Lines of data
-------
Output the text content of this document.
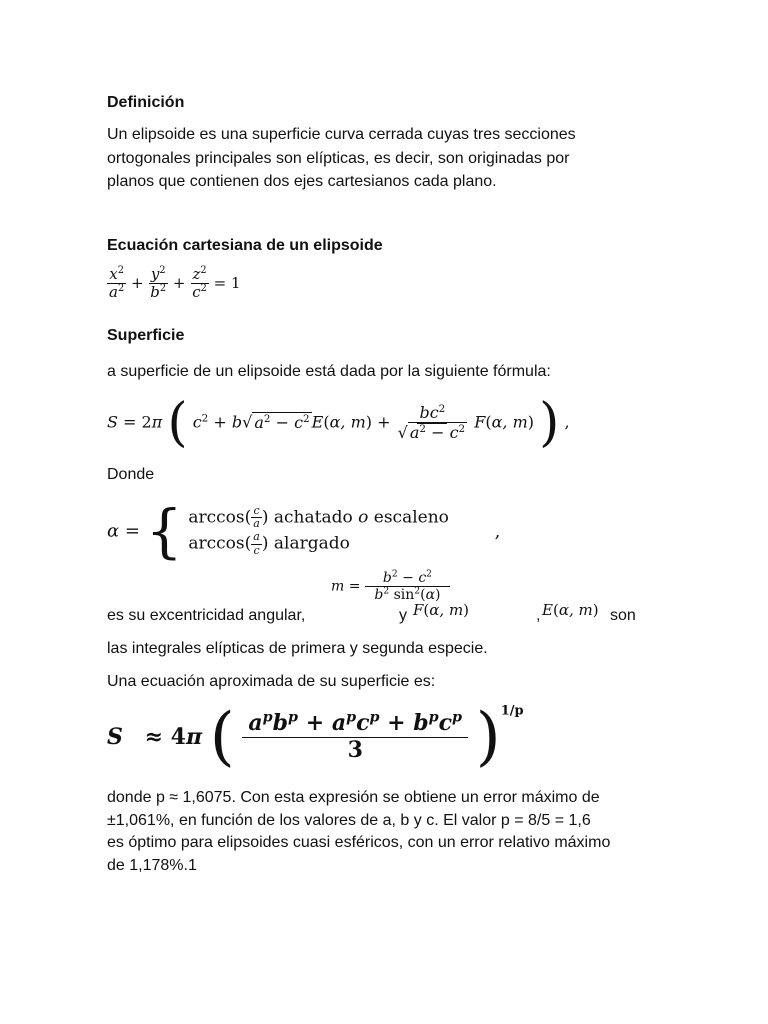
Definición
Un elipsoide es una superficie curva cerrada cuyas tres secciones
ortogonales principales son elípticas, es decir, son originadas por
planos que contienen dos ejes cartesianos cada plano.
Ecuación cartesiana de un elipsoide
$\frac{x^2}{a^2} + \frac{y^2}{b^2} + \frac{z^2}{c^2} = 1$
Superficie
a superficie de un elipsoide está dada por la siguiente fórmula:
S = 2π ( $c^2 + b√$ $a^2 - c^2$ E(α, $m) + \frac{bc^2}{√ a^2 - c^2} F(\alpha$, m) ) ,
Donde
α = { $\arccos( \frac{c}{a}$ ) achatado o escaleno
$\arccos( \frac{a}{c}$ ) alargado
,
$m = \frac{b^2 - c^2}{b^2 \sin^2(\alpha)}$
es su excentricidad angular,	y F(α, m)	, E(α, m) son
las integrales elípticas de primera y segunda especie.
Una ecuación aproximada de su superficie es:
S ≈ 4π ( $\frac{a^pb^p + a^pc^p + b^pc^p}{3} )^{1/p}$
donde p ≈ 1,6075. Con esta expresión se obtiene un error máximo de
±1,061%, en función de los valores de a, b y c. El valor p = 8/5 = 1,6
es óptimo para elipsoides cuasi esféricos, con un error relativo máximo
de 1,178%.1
-------
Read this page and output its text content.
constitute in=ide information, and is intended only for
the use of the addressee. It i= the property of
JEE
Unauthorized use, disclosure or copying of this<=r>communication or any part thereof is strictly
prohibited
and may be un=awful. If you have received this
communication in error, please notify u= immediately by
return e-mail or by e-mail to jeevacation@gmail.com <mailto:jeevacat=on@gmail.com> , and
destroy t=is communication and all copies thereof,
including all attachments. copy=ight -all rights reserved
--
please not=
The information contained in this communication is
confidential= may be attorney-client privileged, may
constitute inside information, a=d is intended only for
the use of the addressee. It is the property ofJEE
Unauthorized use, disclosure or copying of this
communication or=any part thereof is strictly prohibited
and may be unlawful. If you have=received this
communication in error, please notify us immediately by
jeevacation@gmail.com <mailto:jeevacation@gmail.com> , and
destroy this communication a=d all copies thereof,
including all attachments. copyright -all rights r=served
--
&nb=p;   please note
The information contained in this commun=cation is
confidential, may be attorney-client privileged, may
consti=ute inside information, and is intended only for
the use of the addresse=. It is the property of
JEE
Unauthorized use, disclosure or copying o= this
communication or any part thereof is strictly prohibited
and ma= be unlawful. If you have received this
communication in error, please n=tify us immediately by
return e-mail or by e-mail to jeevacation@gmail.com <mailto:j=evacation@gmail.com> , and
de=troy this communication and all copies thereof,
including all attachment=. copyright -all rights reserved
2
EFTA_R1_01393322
-------
▸ **Short exercise**
Select all lines in the listing that include the word "constitute".

▸ **Answer to the exercise**
constitute in=ide information, and is intended only for
constitute inside information, a=d is intended only for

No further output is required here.